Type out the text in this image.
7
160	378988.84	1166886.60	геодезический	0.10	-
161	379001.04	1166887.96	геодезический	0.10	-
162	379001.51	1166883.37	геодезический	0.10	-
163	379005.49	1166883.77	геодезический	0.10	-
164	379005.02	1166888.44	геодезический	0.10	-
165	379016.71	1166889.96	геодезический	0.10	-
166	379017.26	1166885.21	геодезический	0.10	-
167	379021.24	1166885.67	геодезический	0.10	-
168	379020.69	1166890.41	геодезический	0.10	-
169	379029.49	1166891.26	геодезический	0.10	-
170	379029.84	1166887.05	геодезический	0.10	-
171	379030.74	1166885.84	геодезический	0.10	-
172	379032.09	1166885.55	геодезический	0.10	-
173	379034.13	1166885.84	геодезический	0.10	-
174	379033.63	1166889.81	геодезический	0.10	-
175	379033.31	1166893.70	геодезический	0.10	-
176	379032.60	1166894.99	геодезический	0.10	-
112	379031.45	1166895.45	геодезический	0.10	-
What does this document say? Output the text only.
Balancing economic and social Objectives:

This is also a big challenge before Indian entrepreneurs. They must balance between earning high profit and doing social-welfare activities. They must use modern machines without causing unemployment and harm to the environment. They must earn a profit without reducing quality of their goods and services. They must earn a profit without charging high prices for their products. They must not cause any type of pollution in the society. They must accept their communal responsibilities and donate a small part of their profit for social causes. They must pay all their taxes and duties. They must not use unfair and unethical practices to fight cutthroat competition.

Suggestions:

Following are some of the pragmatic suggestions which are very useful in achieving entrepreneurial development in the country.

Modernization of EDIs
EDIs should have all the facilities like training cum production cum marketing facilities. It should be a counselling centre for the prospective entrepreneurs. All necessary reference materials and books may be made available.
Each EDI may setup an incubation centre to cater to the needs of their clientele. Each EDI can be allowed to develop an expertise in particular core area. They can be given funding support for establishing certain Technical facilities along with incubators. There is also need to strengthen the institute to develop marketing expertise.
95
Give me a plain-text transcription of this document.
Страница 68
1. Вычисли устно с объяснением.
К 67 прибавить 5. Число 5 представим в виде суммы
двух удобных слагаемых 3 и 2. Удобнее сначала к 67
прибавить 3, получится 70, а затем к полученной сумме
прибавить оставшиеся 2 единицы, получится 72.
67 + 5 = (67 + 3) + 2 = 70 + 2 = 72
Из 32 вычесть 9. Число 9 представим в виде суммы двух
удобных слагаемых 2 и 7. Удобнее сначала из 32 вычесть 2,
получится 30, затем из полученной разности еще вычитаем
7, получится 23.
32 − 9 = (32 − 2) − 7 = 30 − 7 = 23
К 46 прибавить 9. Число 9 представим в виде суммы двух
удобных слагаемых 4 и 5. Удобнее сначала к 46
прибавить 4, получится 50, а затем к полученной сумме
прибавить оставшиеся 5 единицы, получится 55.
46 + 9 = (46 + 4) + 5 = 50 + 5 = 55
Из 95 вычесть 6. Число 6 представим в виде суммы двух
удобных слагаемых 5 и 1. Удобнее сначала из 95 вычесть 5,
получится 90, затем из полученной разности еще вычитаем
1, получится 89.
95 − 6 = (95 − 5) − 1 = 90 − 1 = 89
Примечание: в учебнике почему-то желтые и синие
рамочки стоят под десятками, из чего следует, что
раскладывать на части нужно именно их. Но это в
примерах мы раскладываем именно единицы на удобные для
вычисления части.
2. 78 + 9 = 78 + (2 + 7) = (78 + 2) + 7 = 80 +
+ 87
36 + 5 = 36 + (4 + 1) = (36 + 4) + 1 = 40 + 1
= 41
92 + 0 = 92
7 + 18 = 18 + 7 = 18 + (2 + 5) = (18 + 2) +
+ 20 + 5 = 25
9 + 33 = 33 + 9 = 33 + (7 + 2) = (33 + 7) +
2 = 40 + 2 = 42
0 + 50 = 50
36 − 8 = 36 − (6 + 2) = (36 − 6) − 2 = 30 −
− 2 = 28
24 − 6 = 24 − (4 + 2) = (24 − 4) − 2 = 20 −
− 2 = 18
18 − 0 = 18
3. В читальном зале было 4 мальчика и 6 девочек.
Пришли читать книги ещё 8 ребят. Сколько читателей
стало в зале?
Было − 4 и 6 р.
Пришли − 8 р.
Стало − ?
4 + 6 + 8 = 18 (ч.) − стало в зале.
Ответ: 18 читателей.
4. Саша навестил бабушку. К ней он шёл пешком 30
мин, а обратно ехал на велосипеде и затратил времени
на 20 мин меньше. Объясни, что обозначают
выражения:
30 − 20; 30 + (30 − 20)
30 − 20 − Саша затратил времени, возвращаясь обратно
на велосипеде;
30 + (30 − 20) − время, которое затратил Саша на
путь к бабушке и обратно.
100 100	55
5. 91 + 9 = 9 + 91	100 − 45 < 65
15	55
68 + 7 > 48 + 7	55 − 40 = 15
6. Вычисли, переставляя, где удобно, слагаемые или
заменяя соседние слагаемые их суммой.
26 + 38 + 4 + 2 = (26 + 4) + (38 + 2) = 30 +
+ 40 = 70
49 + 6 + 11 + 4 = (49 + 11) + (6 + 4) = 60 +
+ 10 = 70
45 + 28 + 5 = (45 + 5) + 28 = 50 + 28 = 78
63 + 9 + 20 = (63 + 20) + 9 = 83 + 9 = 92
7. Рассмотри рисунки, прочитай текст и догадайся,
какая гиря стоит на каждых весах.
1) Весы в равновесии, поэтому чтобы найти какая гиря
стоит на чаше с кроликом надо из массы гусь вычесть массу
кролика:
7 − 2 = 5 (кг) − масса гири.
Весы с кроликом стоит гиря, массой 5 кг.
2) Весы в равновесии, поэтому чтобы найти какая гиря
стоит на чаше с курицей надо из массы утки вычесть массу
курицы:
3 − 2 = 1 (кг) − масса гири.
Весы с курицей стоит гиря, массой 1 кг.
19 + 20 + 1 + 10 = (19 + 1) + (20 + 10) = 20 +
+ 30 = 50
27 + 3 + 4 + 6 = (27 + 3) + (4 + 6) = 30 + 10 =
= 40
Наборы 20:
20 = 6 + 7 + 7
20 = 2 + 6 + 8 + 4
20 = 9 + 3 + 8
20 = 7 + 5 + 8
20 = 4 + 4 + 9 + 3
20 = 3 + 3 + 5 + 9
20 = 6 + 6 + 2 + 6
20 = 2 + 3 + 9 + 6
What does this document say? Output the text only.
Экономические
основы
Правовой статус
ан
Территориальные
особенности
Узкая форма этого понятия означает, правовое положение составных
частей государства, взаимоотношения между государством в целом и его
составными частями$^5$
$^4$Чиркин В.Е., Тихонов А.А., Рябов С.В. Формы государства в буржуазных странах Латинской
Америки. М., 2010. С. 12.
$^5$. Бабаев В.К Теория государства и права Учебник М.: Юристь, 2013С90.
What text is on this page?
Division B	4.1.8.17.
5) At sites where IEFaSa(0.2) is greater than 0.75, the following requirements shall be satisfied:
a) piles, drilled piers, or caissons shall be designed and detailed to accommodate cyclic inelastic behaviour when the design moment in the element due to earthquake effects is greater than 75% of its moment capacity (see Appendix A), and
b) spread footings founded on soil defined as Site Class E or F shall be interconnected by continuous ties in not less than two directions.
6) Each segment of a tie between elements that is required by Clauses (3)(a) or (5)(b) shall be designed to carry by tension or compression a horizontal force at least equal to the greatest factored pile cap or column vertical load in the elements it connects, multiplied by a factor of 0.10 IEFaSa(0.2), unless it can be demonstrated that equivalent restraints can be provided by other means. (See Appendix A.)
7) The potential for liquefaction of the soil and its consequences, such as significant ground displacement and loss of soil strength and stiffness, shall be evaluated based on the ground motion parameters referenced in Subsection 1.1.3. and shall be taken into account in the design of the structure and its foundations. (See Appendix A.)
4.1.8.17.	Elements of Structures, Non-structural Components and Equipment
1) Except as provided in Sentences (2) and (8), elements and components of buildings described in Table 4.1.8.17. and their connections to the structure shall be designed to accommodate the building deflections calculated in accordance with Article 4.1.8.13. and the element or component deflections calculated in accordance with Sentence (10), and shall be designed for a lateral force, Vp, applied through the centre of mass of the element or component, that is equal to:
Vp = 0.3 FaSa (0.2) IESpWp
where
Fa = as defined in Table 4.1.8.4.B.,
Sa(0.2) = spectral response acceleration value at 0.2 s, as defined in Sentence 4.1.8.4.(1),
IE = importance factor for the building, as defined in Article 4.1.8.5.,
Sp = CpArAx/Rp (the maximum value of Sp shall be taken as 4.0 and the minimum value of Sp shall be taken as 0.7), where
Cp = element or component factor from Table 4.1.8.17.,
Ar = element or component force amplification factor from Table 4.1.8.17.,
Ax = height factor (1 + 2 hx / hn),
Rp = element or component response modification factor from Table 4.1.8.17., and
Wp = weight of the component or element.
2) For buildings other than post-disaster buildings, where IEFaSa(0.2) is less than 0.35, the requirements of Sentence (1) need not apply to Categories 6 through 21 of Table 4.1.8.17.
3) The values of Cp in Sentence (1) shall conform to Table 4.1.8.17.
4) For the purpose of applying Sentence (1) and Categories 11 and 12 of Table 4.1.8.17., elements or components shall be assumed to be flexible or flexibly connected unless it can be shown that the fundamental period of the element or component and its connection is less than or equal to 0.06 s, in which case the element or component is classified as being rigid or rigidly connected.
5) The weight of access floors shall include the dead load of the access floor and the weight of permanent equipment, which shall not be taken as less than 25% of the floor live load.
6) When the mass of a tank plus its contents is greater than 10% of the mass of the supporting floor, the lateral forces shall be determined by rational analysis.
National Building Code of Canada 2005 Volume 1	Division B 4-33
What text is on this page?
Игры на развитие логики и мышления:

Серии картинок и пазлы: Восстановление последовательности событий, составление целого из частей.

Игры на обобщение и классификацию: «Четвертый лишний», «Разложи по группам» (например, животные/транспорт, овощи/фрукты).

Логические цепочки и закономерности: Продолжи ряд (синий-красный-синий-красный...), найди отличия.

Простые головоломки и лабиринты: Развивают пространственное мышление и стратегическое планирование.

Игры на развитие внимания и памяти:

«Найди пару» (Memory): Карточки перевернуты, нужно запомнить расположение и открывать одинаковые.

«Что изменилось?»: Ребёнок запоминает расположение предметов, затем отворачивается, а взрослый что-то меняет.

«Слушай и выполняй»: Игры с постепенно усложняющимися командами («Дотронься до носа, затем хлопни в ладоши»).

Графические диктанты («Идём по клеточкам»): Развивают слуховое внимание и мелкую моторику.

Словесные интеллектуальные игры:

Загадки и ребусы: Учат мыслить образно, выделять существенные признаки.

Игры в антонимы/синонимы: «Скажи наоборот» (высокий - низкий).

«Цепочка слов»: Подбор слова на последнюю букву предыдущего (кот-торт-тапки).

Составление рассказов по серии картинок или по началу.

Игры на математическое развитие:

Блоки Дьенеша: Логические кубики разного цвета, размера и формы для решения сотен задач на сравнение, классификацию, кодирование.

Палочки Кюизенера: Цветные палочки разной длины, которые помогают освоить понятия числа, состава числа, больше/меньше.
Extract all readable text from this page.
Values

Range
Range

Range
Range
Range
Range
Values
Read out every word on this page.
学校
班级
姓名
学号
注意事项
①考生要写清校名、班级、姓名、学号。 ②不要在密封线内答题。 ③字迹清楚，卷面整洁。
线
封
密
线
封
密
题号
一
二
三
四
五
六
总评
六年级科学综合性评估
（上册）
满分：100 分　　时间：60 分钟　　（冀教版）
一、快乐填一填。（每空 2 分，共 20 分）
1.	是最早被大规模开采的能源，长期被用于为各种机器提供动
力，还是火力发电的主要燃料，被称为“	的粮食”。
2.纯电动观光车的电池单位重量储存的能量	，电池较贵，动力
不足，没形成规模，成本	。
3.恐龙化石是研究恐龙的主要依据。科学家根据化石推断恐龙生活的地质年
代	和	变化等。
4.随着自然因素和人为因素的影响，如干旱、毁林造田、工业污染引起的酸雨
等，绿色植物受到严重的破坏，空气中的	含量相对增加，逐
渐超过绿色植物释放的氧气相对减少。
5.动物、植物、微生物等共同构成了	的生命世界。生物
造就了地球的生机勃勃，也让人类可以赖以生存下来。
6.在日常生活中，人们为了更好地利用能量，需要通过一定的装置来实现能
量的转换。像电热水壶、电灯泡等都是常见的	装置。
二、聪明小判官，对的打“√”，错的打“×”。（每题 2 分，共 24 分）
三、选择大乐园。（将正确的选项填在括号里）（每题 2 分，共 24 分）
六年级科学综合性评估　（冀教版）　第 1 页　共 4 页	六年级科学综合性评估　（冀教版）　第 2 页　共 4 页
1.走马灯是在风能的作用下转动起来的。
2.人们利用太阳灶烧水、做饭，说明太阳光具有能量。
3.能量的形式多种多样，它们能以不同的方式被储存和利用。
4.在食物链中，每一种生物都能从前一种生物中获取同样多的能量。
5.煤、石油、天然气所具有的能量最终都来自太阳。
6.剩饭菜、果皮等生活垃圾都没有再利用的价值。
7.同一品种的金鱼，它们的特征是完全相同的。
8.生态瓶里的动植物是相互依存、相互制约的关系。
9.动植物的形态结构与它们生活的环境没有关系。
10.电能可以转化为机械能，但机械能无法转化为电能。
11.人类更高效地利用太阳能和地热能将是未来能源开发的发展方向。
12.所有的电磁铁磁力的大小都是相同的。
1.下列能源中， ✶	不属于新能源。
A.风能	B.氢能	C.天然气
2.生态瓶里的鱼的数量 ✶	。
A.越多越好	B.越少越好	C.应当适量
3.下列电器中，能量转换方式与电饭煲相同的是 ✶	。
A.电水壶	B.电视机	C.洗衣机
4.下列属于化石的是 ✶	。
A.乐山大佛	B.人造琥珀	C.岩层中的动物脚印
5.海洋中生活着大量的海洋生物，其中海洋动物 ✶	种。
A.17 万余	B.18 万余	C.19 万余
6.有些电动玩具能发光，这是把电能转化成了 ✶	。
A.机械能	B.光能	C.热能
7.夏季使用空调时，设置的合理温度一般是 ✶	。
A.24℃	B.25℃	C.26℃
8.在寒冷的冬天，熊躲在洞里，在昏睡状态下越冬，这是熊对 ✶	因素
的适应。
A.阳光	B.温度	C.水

- SHORT EXERCISE -
Each line that has the word "load" should be copied.

- TASK OUTPUT -
6) Each segment of a tie between elements that is required by Clauses (3)(a) or (5)(b) shall be designed to carry by tension or compression a horizontal force at least equal to the greatest factored pile cap or column vertical load in the elements it connects, multiplied by a factor of 0.10 IEFaSa(0.2), unless it can be demonstrated that equivalent restraints can be provided by other means. (See Appendix A.)
5) The weight of access floors shall include the dead load of the access floor and the weight of permanent equipment, which shall not be taken as less than 25% of the floor live load.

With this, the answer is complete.